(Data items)
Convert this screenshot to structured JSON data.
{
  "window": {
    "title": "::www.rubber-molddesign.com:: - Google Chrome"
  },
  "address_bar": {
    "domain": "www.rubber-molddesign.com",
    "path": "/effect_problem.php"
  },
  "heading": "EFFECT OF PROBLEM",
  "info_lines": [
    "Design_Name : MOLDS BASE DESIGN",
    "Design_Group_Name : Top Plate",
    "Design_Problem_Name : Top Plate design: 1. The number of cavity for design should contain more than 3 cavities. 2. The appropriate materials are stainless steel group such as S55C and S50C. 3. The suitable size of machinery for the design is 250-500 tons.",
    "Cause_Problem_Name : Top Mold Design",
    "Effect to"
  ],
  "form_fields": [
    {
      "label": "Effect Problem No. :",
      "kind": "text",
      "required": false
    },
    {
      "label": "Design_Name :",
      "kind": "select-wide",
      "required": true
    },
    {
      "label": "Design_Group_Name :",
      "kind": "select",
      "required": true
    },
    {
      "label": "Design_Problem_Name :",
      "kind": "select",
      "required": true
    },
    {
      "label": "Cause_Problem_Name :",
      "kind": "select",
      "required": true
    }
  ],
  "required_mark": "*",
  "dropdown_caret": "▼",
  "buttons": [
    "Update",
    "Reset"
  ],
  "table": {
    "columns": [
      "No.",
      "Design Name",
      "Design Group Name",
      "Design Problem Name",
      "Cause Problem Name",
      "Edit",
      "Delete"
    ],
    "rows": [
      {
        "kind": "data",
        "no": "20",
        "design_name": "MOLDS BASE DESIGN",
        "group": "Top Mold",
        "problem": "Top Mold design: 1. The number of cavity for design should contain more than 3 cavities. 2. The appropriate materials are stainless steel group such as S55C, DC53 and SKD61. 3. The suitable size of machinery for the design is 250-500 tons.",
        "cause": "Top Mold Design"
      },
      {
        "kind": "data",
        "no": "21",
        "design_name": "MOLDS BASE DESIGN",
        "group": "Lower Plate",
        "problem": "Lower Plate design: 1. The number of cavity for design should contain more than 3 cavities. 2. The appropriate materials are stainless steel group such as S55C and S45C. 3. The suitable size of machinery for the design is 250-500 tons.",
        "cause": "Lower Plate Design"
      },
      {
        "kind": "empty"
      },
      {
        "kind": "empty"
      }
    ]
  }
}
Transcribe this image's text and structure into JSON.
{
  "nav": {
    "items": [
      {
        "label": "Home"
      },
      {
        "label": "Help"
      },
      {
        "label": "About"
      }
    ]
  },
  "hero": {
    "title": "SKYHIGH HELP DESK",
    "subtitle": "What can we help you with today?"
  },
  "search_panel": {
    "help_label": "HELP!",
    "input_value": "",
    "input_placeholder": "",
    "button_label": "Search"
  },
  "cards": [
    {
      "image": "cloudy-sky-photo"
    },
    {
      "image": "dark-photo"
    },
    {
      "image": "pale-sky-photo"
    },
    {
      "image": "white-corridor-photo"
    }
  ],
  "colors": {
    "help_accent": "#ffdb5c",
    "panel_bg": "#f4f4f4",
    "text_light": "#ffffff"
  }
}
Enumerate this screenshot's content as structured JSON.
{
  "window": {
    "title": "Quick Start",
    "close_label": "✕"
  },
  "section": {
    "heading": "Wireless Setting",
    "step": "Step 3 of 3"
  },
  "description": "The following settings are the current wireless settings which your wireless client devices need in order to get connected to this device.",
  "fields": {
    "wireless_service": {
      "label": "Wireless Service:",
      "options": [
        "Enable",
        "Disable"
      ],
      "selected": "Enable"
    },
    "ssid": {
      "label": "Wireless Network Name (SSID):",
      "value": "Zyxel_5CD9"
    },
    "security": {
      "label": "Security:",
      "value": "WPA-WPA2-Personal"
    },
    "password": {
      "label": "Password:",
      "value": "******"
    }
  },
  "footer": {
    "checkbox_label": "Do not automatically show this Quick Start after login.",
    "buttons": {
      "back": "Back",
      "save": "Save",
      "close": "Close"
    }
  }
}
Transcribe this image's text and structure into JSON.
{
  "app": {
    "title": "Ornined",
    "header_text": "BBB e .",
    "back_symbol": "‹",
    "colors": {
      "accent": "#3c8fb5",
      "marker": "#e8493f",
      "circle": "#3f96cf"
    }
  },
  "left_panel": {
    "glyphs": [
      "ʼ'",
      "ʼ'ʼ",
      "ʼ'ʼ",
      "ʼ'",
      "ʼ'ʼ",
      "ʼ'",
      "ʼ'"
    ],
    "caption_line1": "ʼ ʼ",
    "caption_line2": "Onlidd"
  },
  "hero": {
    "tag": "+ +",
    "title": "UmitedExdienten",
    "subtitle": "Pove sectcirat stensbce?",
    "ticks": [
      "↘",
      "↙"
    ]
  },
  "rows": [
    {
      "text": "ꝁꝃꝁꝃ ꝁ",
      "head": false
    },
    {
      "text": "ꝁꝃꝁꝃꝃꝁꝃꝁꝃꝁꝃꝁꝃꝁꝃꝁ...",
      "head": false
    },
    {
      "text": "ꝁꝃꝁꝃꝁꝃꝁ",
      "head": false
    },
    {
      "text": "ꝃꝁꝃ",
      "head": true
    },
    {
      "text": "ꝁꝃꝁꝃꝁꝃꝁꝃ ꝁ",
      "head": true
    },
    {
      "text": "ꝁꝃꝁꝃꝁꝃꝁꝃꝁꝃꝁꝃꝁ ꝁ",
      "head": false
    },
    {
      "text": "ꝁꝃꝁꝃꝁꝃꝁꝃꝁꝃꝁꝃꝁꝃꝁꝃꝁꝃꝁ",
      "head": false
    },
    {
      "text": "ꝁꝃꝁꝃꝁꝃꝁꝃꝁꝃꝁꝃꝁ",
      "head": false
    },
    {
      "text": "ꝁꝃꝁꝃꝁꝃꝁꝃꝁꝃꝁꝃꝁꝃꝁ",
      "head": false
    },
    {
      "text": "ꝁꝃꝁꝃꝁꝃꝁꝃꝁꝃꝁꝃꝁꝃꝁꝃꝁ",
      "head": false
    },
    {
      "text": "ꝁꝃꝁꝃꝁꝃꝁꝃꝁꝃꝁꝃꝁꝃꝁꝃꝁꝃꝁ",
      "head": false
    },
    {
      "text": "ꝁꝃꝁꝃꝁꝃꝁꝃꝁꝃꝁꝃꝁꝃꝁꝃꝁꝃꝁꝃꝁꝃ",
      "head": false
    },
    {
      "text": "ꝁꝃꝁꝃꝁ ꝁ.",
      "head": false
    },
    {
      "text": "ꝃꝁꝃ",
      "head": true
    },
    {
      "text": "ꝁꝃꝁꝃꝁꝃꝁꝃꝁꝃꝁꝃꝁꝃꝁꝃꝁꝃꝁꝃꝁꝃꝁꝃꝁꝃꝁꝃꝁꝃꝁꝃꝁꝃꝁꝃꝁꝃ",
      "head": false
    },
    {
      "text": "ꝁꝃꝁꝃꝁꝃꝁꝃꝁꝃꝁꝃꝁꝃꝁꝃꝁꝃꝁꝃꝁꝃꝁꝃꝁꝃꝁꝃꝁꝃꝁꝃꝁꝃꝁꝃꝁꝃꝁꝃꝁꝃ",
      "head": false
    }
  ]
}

* Problem details
All the data must be duplicated exactly, with nothing added or removed.

* Completed task
Convert this screenshot to structured JSON data.
{
  "window": {
    "title": "::www.rubber-molddesign.com:: - Google Chrome"
  },
  "address_bar": {
    "domain": "www.rubber-molddesign.com",
    "path": "/effect_problem.php"
  },
  "heading": "EFFECT OF PROBLEM",
  "info_lines": [
    "Design_Name : MOLDS BASE DESIGN",
    "Design_Group_Name : Top Plate",
    "Design_Problem_Name : Top Plate design: 1. The number of cavity for design should contain more than 3 cavities. 2. The appropriate materials are stainless steel group such as S55C and S50C. 3. The suitable size of machinery for the design is 250-500 tons.",
    "Cause_Problem_Name : Top Mold Design",
    "Effect to"
  ],
  "form_fields": [
    {
      "label": "Effect Problem No. :",
      "kind": "text",
      "required": false
    },
    {
      "label": "Design_Name :",
      "kind": "select-wide",
      "required": true
    },
    {
      "label": "Design_Group_Name :",
      "kind": "select",
      "required": true
    },
    {
      "label": "Design_Problem_Name :",
      "kind": "select",
      "required": true
    },
    {
      "label": "Cause_Problem_Name :",
      "kind": "select",
      "required": true
    }
  ],
  "required_mark": "*",
  "dropdown_caret": "▼",
  "buttons": [
    "Update",
    "Reset"
  ],
  "table": {
    "columns": [
      "No.",
      "Design Name",
      "Design Group Name",
      "Design Problem Name",
      "Cause Problem Name",
      "Edit",
      "Delete"
    ],
    "rows": [
      {
        "kind": "data",
        "no": "20",
        "design_name": "MOLDS BASE DESIGN",
        "group": "Top Mold",
        "problem": "Top Mold design: 1. The number of cavity for design should contain more than 3 cavities. 2. The appropriate materials are stainless steel group such as S55C, DC53 and SKD61. 3. The suitable size of machinery for the design is 250-500 tons.",
        "cause": "Top Mold Design"
      },
      {
        "kind": "data",
        "no": "21",
        "design_name": "MOLDS BASE DESIGN",
        "group": "Lower Plate",
        "problem": "Lower Plate design: 1. The number of cavity for design should contain more than 3 cavities. 2. The appropriate materials are stainless steel group such as S55C and S45C. 3. The suitable size of machinery for the design is 250-500 tons.",
        "cause": "Lower Plate Design"
      },
      {
        "kind": "empty"
      },
      {
        "kind": "empty"
      }
    ]
  }
}
Transcribe this image's text and structure into JSON.
{
  "nav": {
    "items": [
      {
        "label": "Home"
      },
      {
        "label": "Help"
      },
      {
        "label": "About"
      }
    ]
  },
  "hero": {
    "title": "SKYHIGH HELP DESK",
    "subtitle": "What can we help you with today?"
  },
  "search_panel": {
    "help_label": "HELP!",
    "input_value": "",
    "input_placeholder": "",
    "button_label": "Search"
  },
  "cards": [
    {
      "image": "cloudy-sky-photo"
    },
    {
      "image": "dark-photo"
    },
    {
      "image": "pale-sky-photo"
    },
    {
      "image": "white-corridor-photo"
    }
  ],
  "colors": {
    "help_accent": "#ffdb5c",
    "panel_bg": "#f4f4f4",
    "text_light": "#ffffff"
  }
}
Enumerate this screenshot's content as structured JSON.
{
  "window": {
    "title": "Quick Start",
    "close_label": "✕"
  },
  "section": {
    "heading": "Wireless Setting",
    "step": "Step 3 of 3"
  },
  "description": "The following settings are the current wireless settings which your wireless client devices need in order to get connected to this device.",
  "fields": {
    "wireless_service": {
      "label": "Wireless Service:",
      "options": [
        "Enable",
        "Disable"
      ],
      "selected": "Enable"
    },
    "ssid": {
      "label": "Wireless Network Name (SSID):",
      "value": "Zyxel_5CD9"
    },
    "security": {
      "label": "Security:",
      "value": "WPA-WPA2-Personal"
    },
    "password": {
      "label": "Password:",
      "value": "******"
    }
  },
  "footer": {
    "checkbox_label": "Do not automatically show this Quick Start after login.",
    "buttons": {
      "back": "Back",
      "save": "Save",
      "close": "Close"
    }
  }
}
Transcribe this image's text and structure into JSON.
{
  "app": {
    "title": "Ornined",
    "header_text": "BBB e .",
    "back_symbol": "‹",
    "colors": {
      "accent": "#3c8fb5",
      "marker": "#e8493f",
      "circle": "#3f96cf"
    }
  },
  "left_panel": {
    "glyphs": [
      "ʼ'",
      "ʼ'ʼ",
      "ʼ'ʼ",
      "ʼ'",
      "ʼ'ʼ",
      "ʼ'",
      "ʼ'"
    ],
    "caption_line1": "ʼ ʼ",
    "caption_line2": "Onlidd"
  },
  "hero": {
    "tag": "+ +",
    "title": "UmitedExdienten",
    "subtitle": "Pove sectcirat stensbce?",
    "ticks": [
      "↘",
      "↙"
    ]
  },
  "rows": [
    {
      "text": "ꝁꝃꝁꝃ ꝁ",
      "head": false
    },
    {
      "text": "ꝁꝃꝁꝃꝃꝁꝃꝁꝃꝁꝃꝁꝃꝁꝃꝁ...",
      "head": false
    },
    {
      "text": "ꝁꝃꝁꝃꝁꝃꝁ",
      "head": false
    },
    {
      "text": "ꝃꝁꝃ",
      "head": true
    },
    {
      "text": "ꝁꝃꝁꝃꝁꝃꝁꝃ ꝁ",
      "head": true
    },
    {
      "text": "ꝁꝃꝁꝃꝁꝃꝁꝃꝁꝃꝁꝃꝁ ꝁ",
      "head": false
    },
    {
      "text": "ꝁꝃꝁꝃꝁꝃꝁꝃꝁꝃꝁꝃꝁꝃꝁꝃꝁꝃꝁ",
      "head": false
    },
    {
      "text": "ꝁꝃꝁꝃꝁꝃꝁꝃꝁꝃꝁꝃꝁ",
      "head": false
    },
    {
      "text": "ꝁꝃꝁꝃꝁꝃꝁꝃꝁꝃꝁꝃꝁꝃꝁ",
      "head": false
    },
    {
      "text": "ꝁꝃꝁꝃꝁꝃꝁꝃꝁꝃꝁꝃꝁꝃꝁꝃꝁ",
      "head": false
    },
    {
      "text": "ꝁꝃꝁꝃꝁꝃꝁꝃꝁꝃꝁꝃꝁꝃꝁꝃꝁꝃꝁ",
      "head": false
    },
    {
      "text": "ꝁꝃꝁꝃꝁꝃꝁꝃꝁꝃꝁꝃꝁꝃꝁꝃꝁꝃꝁꝃꝁꝃ",
      "head": false
    },
    {
      "text": "ꝁꝃꝁꝃꝁ ꝁ.",
      "head": false
    },
    {
      "text": "ꝃꝁꝃ",
      "head": true
    },
    {
      "text": "ꝁꝃꝁꝃꝁꝃꝁꝃꝁꝃꝁꝃꝁꝃꝁꝃꝁꝃꝁꝃꝁꝃꝁꝃꝁꝃꝁꝃꝁꝃꝁꝃꝁꝃꝁꝃꝁꝃ",
      "head": false
    },
    {
      "text": "ꝁꝃꝁꝃꝁꝃꝁꝃꝁꝃꝁꝃꝁꝃꝁꝃꝁꝃꝁꝃꝁꝃꝁꝃꝁꝃꝁꝃꝁꝃꝁꝃꝁꝃꝁꝃꝁꝃꝁꝃꝁꝃ",
      "head": false
    }
  ]
}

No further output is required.